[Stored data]

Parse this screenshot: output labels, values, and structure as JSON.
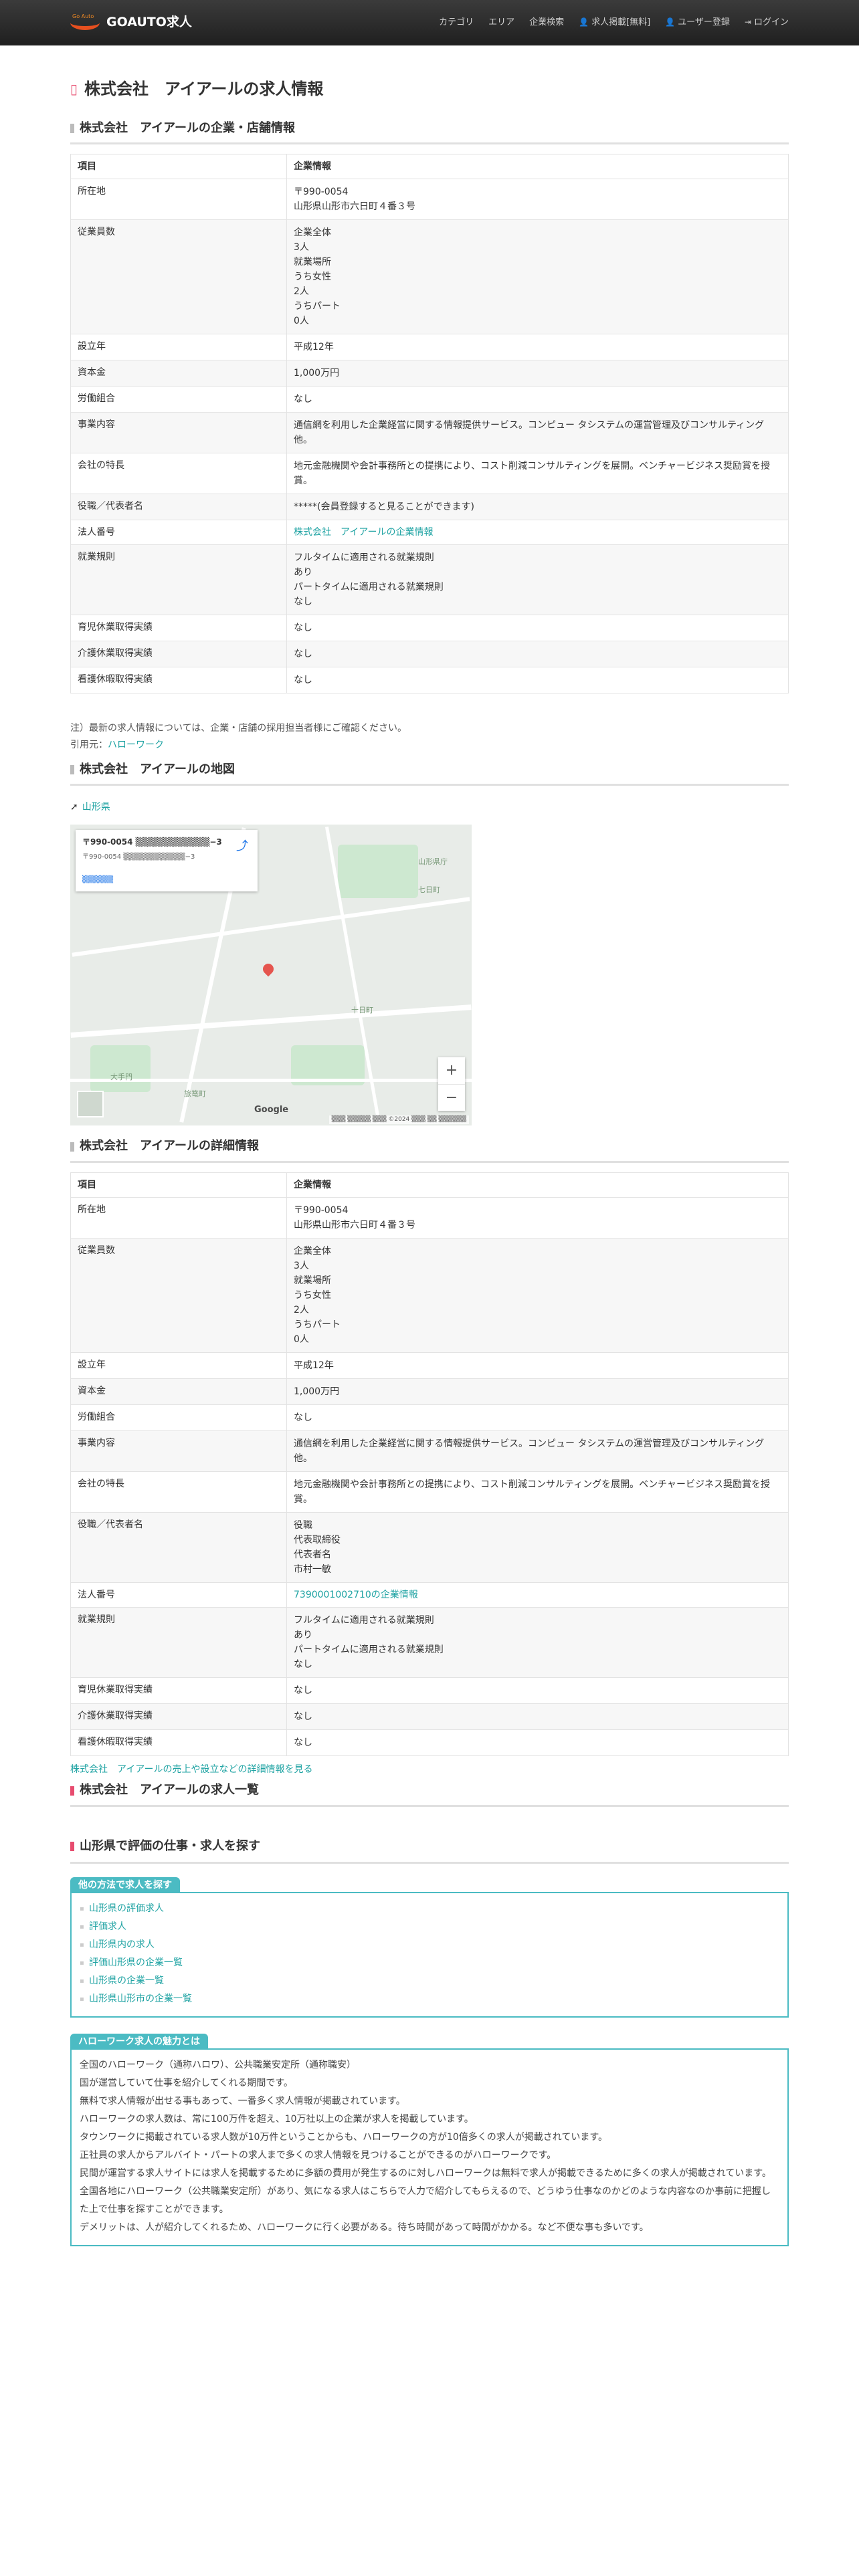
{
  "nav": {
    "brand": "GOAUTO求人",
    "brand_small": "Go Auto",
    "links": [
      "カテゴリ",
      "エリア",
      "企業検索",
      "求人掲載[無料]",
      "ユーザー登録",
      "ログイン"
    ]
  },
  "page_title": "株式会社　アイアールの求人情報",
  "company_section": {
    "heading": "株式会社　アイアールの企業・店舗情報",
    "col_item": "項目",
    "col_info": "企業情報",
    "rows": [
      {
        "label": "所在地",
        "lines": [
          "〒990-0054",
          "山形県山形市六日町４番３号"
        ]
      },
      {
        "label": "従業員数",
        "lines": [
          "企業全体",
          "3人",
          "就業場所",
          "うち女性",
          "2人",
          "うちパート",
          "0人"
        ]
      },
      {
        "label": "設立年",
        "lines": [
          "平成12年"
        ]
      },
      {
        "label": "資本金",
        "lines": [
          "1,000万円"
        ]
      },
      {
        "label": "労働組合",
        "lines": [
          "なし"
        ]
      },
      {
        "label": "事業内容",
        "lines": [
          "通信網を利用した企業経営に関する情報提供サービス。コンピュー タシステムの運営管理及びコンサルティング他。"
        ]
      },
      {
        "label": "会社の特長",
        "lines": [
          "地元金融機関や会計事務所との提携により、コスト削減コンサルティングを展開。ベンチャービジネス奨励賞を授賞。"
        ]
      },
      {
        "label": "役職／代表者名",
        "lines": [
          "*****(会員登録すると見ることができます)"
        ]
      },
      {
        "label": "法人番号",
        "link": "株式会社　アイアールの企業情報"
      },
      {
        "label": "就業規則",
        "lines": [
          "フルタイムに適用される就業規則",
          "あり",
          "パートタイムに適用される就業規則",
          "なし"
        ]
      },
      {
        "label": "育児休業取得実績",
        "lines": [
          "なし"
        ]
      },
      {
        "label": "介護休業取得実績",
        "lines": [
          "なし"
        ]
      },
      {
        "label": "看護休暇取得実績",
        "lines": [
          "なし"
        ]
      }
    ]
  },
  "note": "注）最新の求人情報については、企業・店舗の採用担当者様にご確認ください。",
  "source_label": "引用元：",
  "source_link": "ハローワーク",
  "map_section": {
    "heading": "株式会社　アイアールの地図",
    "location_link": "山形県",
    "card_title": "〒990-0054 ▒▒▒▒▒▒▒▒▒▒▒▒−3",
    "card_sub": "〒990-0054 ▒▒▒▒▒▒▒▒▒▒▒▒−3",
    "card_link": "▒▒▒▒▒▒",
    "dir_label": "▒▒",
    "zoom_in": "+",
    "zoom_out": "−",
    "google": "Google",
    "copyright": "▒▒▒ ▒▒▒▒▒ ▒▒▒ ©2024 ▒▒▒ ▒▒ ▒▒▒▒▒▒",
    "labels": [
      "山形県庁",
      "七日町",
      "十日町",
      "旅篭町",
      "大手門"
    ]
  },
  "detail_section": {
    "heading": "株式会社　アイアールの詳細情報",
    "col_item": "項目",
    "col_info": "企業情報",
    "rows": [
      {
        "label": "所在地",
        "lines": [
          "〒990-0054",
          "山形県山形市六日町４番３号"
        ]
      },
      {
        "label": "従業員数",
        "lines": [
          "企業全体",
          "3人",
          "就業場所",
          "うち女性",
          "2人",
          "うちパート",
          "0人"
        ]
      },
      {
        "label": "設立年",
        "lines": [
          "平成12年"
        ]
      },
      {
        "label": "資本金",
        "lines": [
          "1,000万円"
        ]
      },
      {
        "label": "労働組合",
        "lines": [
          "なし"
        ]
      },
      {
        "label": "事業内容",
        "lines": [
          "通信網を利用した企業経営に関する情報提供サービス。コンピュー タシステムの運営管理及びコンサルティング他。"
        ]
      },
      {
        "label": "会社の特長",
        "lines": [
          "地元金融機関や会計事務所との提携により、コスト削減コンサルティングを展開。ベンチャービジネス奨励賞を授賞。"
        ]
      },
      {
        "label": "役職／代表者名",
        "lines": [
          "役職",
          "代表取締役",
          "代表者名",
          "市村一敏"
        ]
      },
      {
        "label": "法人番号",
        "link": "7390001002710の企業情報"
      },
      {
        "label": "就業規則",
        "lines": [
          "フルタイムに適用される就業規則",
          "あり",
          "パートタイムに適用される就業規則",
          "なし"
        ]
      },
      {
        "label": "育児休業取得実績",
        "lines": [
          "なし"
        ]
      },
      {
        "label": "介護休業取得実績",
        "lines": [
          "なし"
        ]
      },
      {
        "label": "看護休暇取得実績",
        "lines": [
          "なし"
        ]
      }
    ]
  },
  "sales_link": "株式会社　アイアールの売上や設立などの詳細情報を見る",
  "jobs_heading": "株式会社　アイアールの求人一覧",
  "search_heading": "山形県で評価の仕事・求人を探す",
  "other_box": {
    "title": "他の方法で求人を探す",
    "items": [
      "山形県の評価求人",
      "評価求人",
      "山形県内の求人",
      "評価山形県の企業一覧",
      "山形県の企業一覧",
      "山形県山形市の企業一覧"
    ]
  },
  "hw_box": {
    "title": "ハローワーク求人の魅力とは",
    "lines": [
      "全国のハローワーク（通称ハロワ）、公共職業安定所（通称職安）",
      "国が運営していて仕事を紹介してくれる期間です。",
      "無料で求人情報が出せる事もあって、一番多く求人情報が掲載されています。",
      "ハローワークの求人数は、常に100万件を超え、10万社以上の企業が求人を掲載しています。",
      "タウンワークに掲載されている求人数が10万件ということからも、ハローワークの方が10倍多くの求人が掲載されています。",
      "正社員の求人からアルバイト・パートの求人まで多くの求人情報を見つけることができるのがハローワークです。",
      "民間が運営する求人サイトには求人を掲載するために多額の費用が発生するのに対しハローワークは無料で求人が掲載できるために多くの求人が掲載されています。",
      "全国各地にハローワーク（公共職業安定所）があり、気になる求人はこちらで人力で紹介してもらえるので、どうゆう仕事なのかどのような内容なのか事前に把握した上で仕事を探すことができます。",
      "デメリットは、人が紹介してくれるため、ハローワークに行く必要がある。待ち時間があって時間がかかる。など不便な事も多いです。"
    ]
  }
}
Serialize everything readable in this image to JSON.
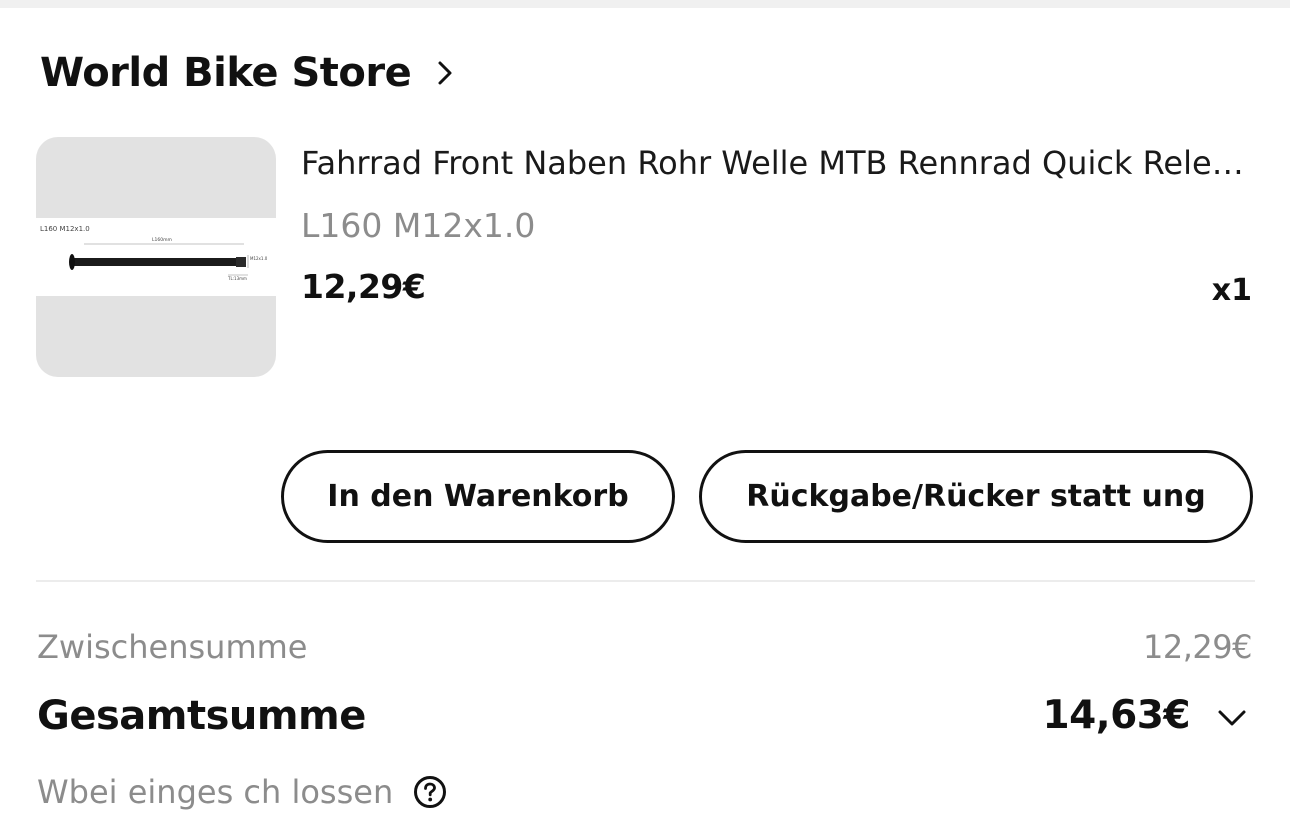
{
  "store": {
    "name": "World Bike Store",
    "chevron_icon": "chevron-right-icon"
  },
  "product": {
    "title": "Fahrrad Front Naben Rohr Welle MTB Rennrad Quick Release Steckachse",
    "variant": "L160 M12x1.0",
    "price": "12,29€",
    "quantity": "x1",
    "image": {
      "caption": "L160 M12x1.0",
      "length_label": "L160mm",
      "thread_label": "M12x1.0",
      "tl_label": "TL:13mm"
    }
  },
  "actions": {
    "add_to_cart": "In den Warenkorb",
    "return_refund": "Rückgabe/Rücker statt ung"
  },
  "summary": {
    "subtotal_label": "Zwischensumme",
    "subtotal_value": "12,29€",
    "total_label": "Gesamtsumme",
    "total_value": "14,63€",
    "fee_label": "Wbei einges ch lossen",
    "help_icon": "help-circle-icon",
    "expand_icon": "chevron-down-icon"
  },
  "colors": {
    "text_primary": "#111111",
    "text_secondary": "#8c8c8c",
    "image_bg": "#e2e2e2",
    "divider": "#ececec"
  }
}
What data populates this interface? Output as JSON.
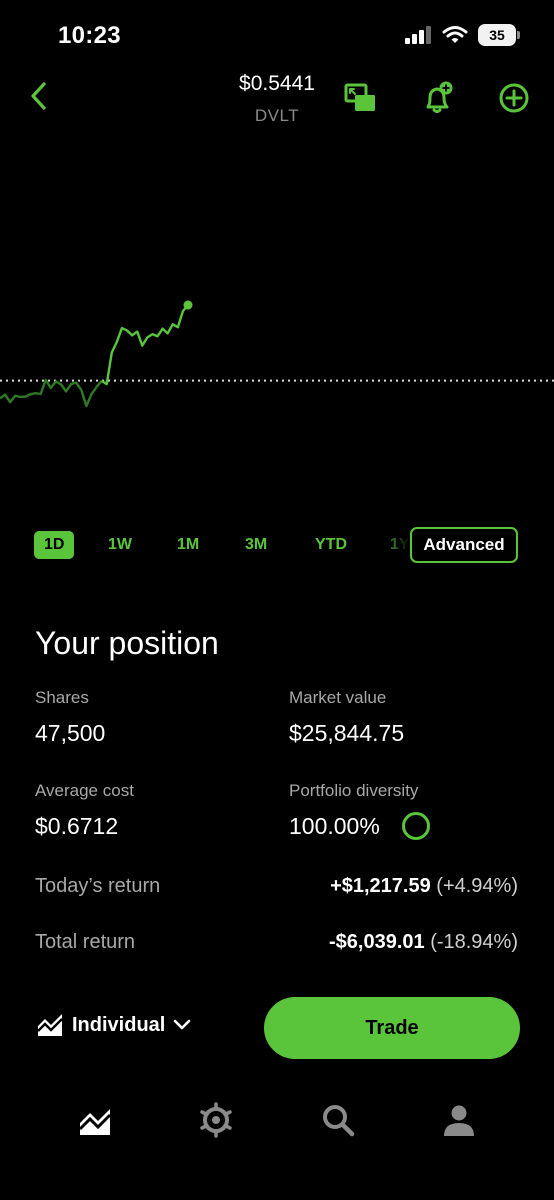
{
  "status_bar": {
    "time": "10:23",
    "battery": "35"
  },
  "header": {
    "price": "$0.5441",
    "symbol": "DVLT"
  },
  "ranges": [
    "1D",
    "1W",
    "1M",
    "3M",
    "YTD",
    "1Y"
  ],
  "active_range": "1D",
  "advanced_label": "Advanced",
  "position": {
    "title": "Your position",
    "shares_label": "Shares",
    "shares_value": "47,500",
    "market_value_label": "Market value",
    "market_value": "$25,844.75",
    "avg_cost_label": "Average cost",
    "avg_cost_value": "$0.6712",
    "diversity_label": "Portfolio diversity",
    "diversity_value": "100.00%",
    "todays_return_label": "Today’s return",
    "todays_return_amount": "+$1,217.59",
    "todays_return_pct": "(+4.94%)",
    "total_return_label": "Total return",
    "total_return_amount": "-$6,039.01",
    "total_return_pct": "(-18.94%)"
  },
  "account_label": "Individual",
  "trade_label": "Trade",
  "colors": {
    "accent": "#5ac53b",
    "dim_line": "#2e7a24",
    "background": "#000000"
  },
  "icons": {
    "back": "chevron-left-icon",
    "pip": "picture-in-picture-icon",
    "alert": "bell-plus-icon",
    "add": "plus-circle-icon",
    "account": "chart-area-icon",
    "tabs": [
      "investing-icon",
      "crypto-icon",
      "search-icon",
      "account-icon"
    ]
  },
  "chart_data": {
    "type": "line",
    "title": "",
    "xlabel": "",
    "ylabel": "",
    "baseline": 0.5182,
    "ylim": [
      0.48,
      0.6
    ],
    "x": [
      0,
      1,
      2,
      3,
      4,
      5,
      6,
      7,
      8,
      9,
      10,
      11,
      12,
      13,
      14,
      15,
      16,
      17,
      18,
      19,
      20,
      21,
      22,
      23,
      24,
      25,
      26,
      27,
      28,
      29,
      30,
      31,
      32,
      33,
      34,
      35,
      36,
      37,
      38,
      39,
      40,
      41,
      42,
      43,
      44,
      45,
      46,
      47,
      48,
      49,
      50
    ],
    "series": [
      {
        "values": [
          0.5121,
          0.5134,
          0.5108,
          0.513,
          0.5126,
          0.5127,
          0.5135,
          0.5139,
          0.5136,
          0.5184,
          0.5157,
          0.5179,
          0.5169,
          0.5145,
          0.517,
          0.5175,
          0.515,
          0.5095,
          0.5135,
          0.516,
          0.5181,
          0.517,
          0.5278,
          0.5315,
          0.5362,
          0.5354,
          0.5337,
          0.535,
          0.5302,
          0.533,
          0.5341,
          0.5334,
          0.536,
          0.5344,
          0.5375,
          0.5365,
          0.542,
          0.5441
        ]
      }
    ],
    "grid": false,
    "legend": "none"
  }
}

* [REQUIRED WORK]:
Look through the entries above for the word "plus". Copy every line where it shows up.

* [EXERCISE RESULT]:
    "alert": "bell-plus-icon",
    "add": "plus-circle-icon",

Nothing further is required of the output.